Problem:
Write out every entry exactly as it stands.

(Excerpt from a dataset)

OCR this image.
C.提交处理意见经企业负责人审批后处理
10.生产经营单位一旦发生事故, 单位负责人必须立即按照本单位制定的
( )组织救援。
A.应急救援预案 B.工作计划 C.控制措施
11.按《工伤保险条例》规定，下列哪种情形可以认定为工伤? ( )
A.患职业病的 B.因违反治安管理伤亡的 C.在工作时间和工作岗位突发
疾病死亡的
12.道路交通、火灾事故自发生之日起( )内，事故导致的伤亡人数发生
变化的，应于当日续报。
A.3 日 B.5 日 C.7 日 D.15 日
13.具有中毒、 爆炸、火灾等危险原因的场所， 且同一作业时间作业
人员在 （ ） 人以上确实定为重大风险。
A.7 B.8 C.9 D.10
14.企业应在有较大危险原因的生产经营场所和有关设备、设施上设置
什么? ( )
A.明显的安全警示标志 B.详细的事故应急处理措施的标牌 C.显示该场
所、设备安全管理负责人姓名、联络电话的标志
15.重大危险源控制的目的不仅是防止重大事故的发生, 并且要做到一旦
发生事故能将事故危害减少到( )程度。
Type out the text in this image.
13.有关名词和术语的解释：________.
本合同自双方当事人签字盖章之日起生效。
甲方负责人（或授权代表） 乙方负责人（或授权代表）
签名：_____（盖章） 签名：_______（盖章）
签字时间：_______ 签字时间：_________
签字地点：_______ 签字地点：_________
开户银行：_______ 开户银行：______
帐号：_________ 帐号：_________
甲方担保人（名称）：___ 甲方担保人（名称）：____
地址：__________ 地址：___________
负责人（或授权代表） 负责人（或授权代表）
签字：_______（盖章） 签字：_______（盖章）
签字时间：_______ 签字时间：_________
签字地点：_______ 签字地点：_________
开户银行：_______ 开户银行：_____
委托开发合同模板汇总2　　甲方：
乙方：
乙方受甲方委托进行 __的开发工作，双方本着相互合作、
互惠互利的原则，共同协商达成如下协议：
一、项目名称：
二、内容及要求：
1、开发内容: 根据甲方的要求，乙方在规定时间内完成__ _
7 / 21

Written answer:
OCR this image.
C.提交处理意见经企业负责人审批后处理
10.生产经营单位一旦发生事故, 单位负责人必须立即按照本单位制定的
( )组织救援。
A.应急救援预案 B.工作计划 C.控制措施
11.按《工伤保险条例》规定，下列哪种情形可以认定为工伤? ( )
A.患职业病的 B.因违反治安管理伤亡的 C.在工作时间和工作岗位突发
疾病死亡的
12.道路交通、火灾事故自发生之日起( )内，事故导致的伤亡人数发生
变化的，应于当日续报。
A.3 日 B.5 日 C.7 日 D.15 日
13.具有中毒、 爆炸、火灾等危险原因的场所， 且同一作业时间作业
人员在 （ ） 人以上确实定为重大风险。
A.7 B.8 C.9 D.10
14.企业应在有较大危险原因的生产经营场所和有关设备、设施上设置
什么? ( )
A.明显的安全警示标志 B.详细的事故应急处理措施的标牌 C.显示该场
所、设备安全管理负责人姓名、联络电话的标志
15.重大危险源控制的目的不仅是防止重大事故的发生, 并且要做到一旦
发生事故能将事故危害减少到( )程度。
Type out the text in this image.
13.有关名词和术语的解释：________.
本合同自双方当事人签字盖章之日起生效。
甲方负责人（或授权代表） 乙方负责人（或授权代表）
签名：_____（盖章） 签名：_______（盖章）
签字时间：_______ 签字时间：_________
签字地点：_______ 签字地点：_________
开户银行：_______ 开户银行：______
帐号：_________ 帐号：_________
甲方担保人（名称）：___ 甲方担保人（名称）：____
地址：__________ 地址：___________
负责人（或授权代表） 负责人（或授权代表）
签字：_______（盖章） 签字：_______（盖章）
签字时间：_______ 签字时间：_________
签字地点：_______ 签字地点：_________
开户银行：_______ 开户银行：_____
委托开发合同模板汇总2　　甲方：
乙方：
乙方受甲方委托进行 __的开发工作，双方本着相互合作、
互惠互利的原则，共同协商达成如下协议：
一、项目名称：
二、内容及要求：
1、开发内容: 根据甲方的要求，乙方在规定时间内完成__ _
7 / 21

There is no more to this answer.